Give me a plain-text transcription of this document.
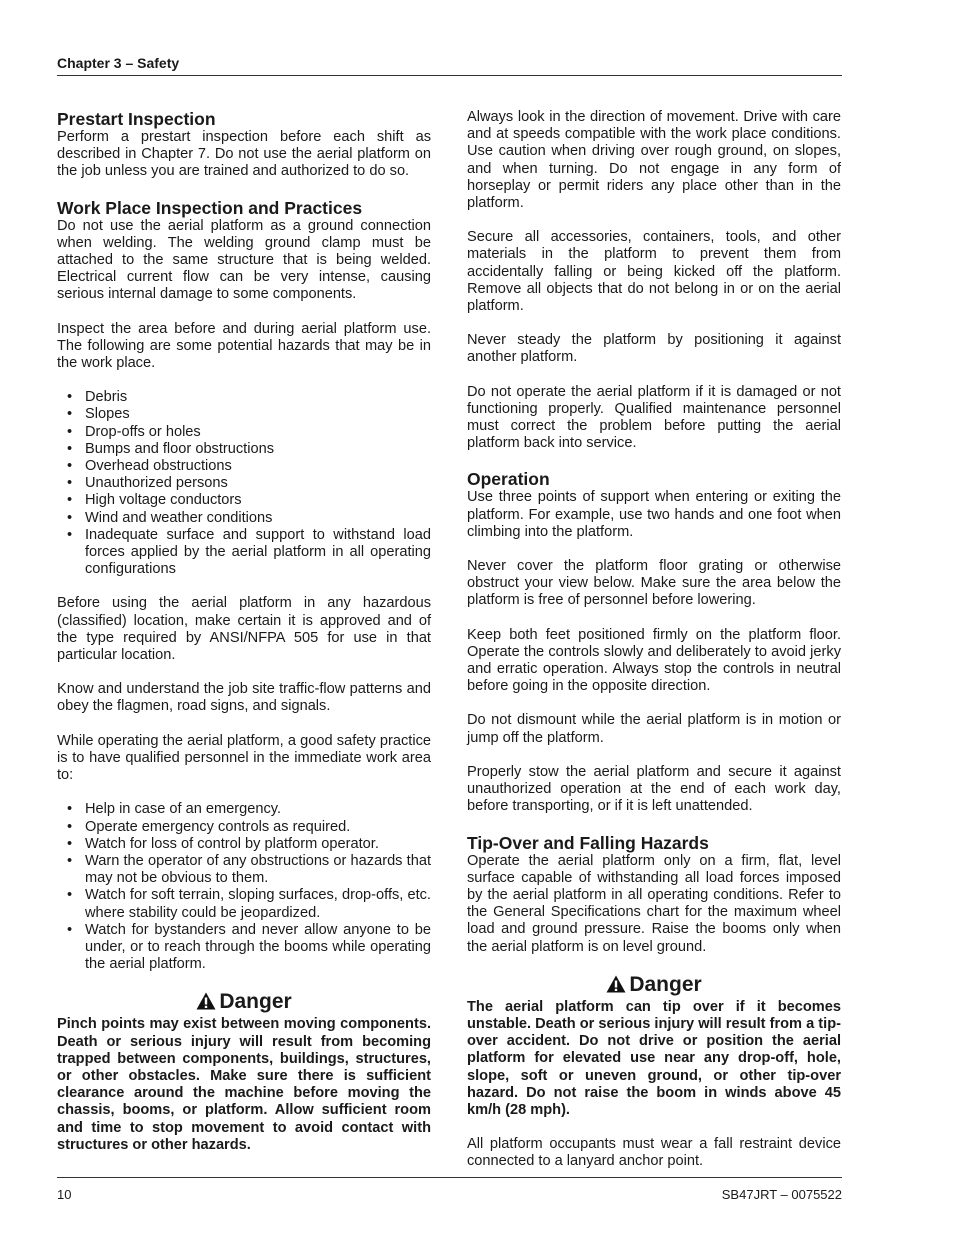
Chapter 3 – Safety
Prestart Inspection

Perform a prestart inspection before each shift as described in Chapter 7. Do not use the aerial platform on the job unless you are trained and authorized to do so.

Work Place Inspection and Practices

Do not use the aerial platform as a ground connection when welding. The welding ground clamp must be attached to the same structure that is being welded. Electrical current flow can be very intense, causing serious internal damage to some components.

Inspect the area before and during aerial platform use. The following are some potential hazards that may be in the work place.

• Debris
• Slopes
• Drop-offs or holes
• Bumps and floor obstructions
• Overhead obstructions
• Unauthorized persons
• High voltage conductors
• Wind and weather conditions
• Inadequate surface and support to withstand load forces applied by the aerial platform in all operating configurations

Before using the aerial platform in any hazardous (classified) location, make certain it is approved and of the type required by ANSI/NFPA 505 for use in that particular location.

Know and understand the job site traffic-flow patterns and obey the flagmen, road signs, and signals.

While operating the aerial platform, a good safety practice is to have qualified personnel in the immediate work area to:

• Help in case of an emergency.
• Operate emergency controls as required.
• Watch for loss of control by platform operator.
• Warn the operator of any obstructions or hazards that may not be obvious to them.
• Watch for soft terrain, sloping surfaces, drop-offs, etc. where stability could be jeopardized.
• Watch for bystanders and never allow anyone to be under, or to reach through the booms while operating the aerial platform.
Danger

Pinch points may exist between moving components. Death or serious injury will result from becoming trapped between components, buildings, structures, or other obstacles. Make sure there is sufficient clearance around the machine before moving the chassis, booms, or platform. Allow sufficient room and time to stop movement to avoid contact with structures or other hazards.

Always look in the direction of movement. Drive with care and at speeds compatible with the work place conditions. Use caution when driving over rough ground, on slopes, and when turning. Do not engage in any form of horseplay or permit riders any place other than in the platform.

Secure all accessories, containers, tools, and other materials in the platform to prevent them from accidentally falling or being kicked off the platform. Remove all objects that do not belong in or on the aerial platform.

Never steady the platform by positioning it against another platform.

Do not operate the aerial platform if it is damaged or not functioning properly. Qualified maintenance personnel must correct the problem before putting the aerial platform back into service.

Operation

Use three points of support when entering or exiting the platform. For example, use two hands and one foot when climbing into the platform.

Never cover the platform floor grating or otherwise obstruct your view below. Make sure the area below the platform is free of personnel before lowering.

Keep both feet positioned firmly on the platform floor. Operate the controls slowly and deliberately to avoid jerky and erratic operation. Always stop the controls in neutral before going in the opposite direction.

Do not dismount while the aerial platform is in motion or jump off the platform.

Properly stow the aerial platform and secure it against unauthorized operation at the end of each work day, before transporting, or if it is left unattended.

Tip-Over and Falling Hazards

Operate the aerial platform only on a firm, flat, level surface capable of withstanding all load forces imposed by the aerial platform in all operating conditions. Refer to the General Specifications chart for the maximum wheel load and ground pressure. Raise the booms only when the aerial platform is on level ground.

Danger

The aerial platform can tip over if it becomes unstable. Death or serious injury will result from a tip-over accident. Do not drive or position the aerial platform for elevated use near any drop-off, hole, slope, soft or uneven ground, or other tip-over hazard. Do not raise the boom in winds above 45 km/h (28 mph).

All platform occupants must wear a fall restraint device connected to a lanyard anchor point.

10	SB47JRT – 0075522
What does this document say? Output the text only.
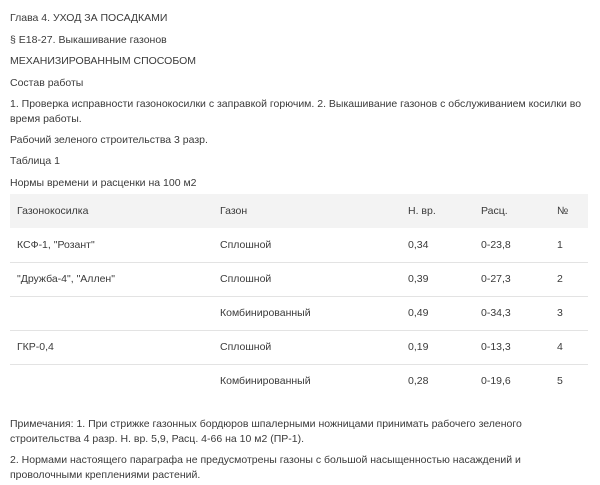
Глава 4. УХОД ЗА ПОСАДКАМИ
§ Е18-27. Выкашивание газонов
МЕХАНИЗИРОВАННЫМ СПОСОБОМ
Состав работы
1. Проверка исправности газонокосилки с заправкой горючим. 2. Выкашивание газонов с обслуживанием косилки во время работы.
Рабочий зеленого строительства 3 разр.
Таблица 1
Нормы времени и расценки на 100 м2
Газонокосилка	Газон	Н. вр.	Расц.	№
КСФ-1, "Розант"	Сплошной	0,34	0-23,8	1
"Дружба-4", "Аллен"	Сплошной	0,39	0-27,3	2
	Комбинированный	0,49	0-34,3	3
ГКР-0,4	Сплошной	0,19	0-13,3	4
	Комбинированный	0,28	0-19,6	5
Примечания: 1. При стрижке газонных бордюров шпалерными ножницами принимать рабочего зеленого строительства 4 разр. Н. вр. 5,9, Расц. 4-66 на 10 м2 (ПР-1).
2. Нормами настоящего параграфа не предусмотрены газоны с большой насыщенностью насаждений и проволочными креплениями растений.
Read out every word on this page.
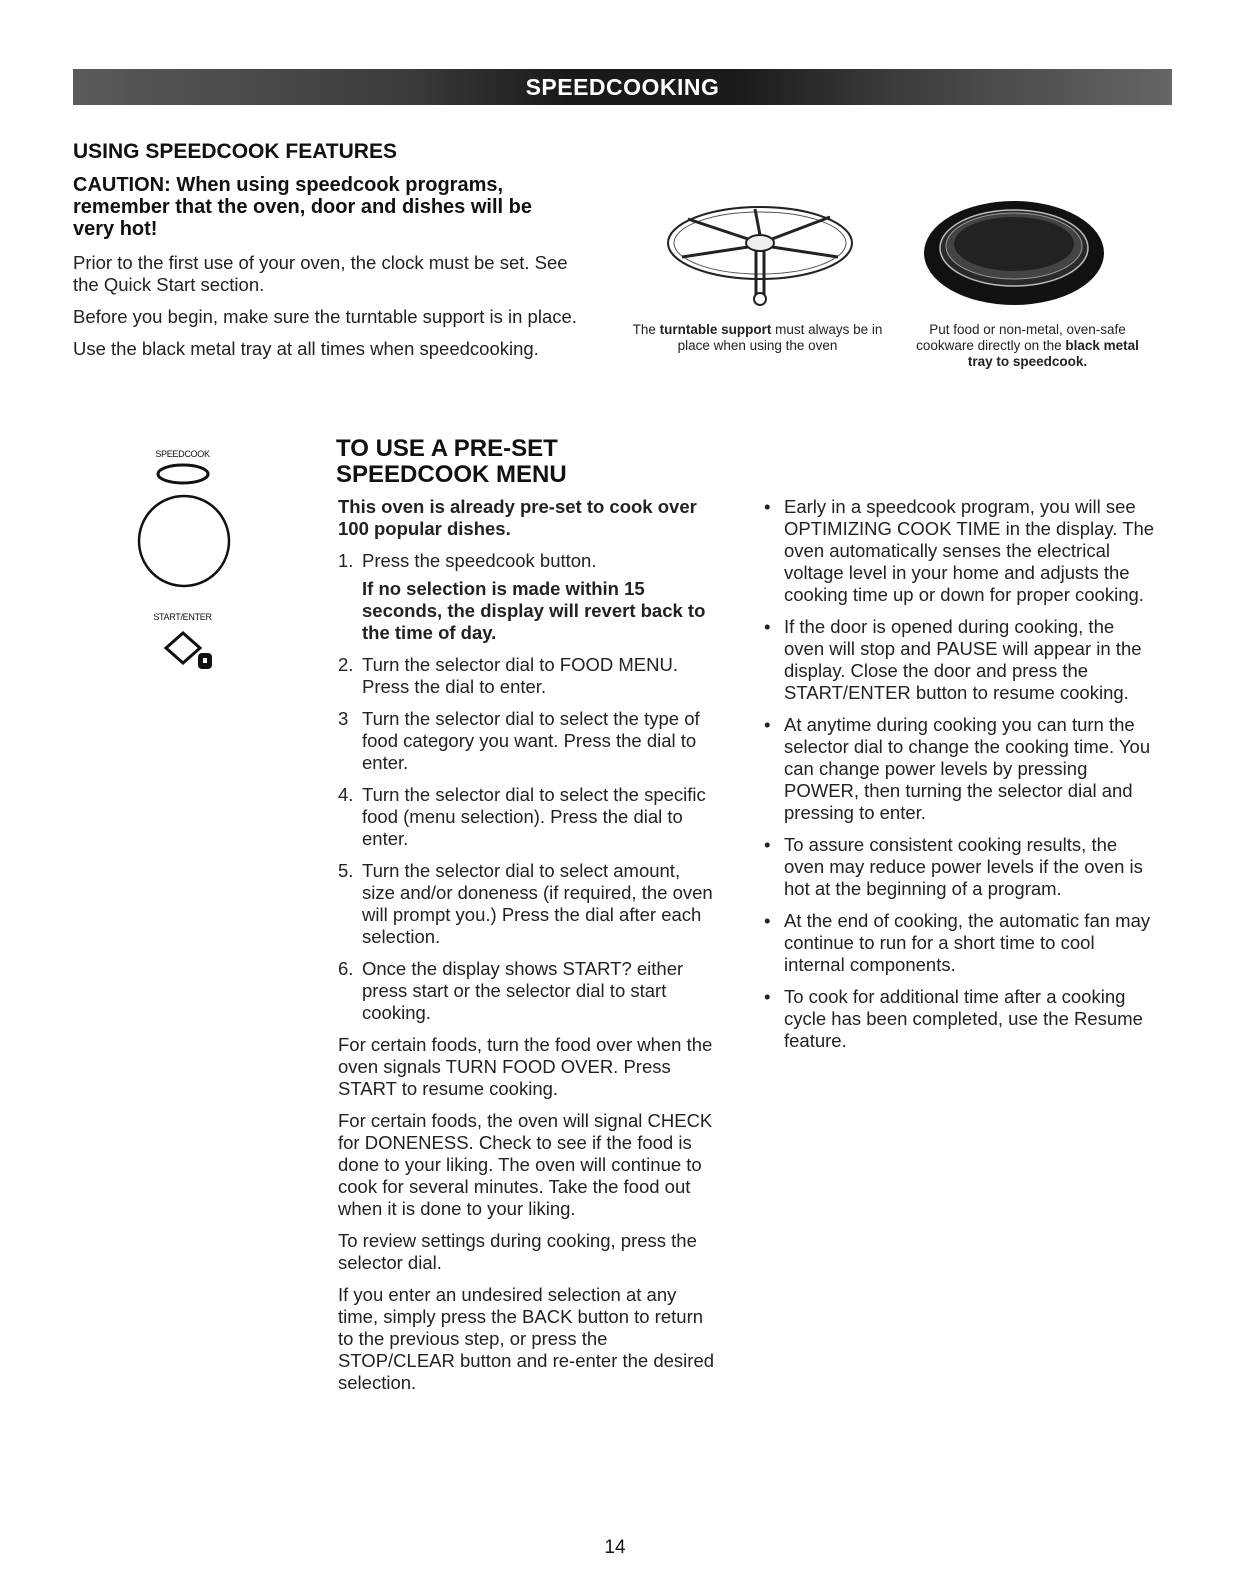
SPEEDCOOKING
USING SPEEDCOOK FEATURES
CAUTION: When using speedcook programs, remember that the oven, door and dishes will be very hot!

Prior to the first use of your oven, the clock must be set. See the Quick Start section.

Before you begin, make sure the turntable support is in place.

Use the black metal tray at all times when speedcooking.

The turntable support must always be in place when using the oven
Put food or non-metal, oven-safe cookware directly on the black metal tray to speedcook.
SPEEDCOOK
START/ENTER
TO USE A PRE-SET
SPEEDCOOK MENU

This oven is already pre-set to cook over 100 popular dishes.

1. Press the speedcook button.
If no selection is made within 15 seconds, the display will revert back to the time of day.
2. Turn the selector dial to FOOD MENU. Press the dial to enter.
3 Turn the selector dial to select the type of food category you want. Press the dial to enter.
4. Turn the selector dial to select the specific food (menu selection). Press the dial to enter.
5. Turn the selector dial to select amount, size and/or doneness (if required, the oven will prompt you.) Press the dial after each selection.
6. Once the display shows START? either press start or the selector dial to start cooking.

For certain foods, turn the food over when the oven signals TURN FOOD OVER. Press START to resume cooking.

For certain foods, the oven will signal CHECK for DONENESS. Check to see if the food is done to your liking. The oven will continue to cook for several minutes. Take the food out when it is done to your liking.

To review settings during cooking, press the selector dial.

If you enter an undesired selection at any time, simply press the BACK button to return to the previous step, or press the STOP/CLEAR button and re-enter the desired selection.

• Early in a speedcook program, you will see OPTIMIZING COOK TIME in the display. The oven automatically senses the electrical voltage level in your home and adjusts the cooking time up or down for proper cooking.
• If the door is opened during cooking, the oven will stop and PAUSE will appear in the display. Close the door and press the START/ENTER button to resume cooking.
• At anytime during cooking you can turn the selector dial to change the cooking time. You can change power levels by pressing POWER, then turning the selector dial and pressing to enter.
• To assure consistent cooking results, the oven may reduce power levels if the oven is hot at the beginning of a program.
• At the end of cooking, the automatic fan may continue to run for a short time to cool internal components.
• To cook for additional time after a cooking cycle has been completed, use the Resume feature.
14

- _Problem details_
Select the lines in this material that hold the word "area", leaving none out.

- _Solution to this task_
Inspect the area before and during aerial platform use. The following are some potential hazards that may be in the work place.
While operating the aerial platform, a good safety practice is to have qualified personnel in the immediate work area to:
Never cover the platform floor grating or otherwise obstruct your view below. Make sure the area below the platform is free of personnel before lowering.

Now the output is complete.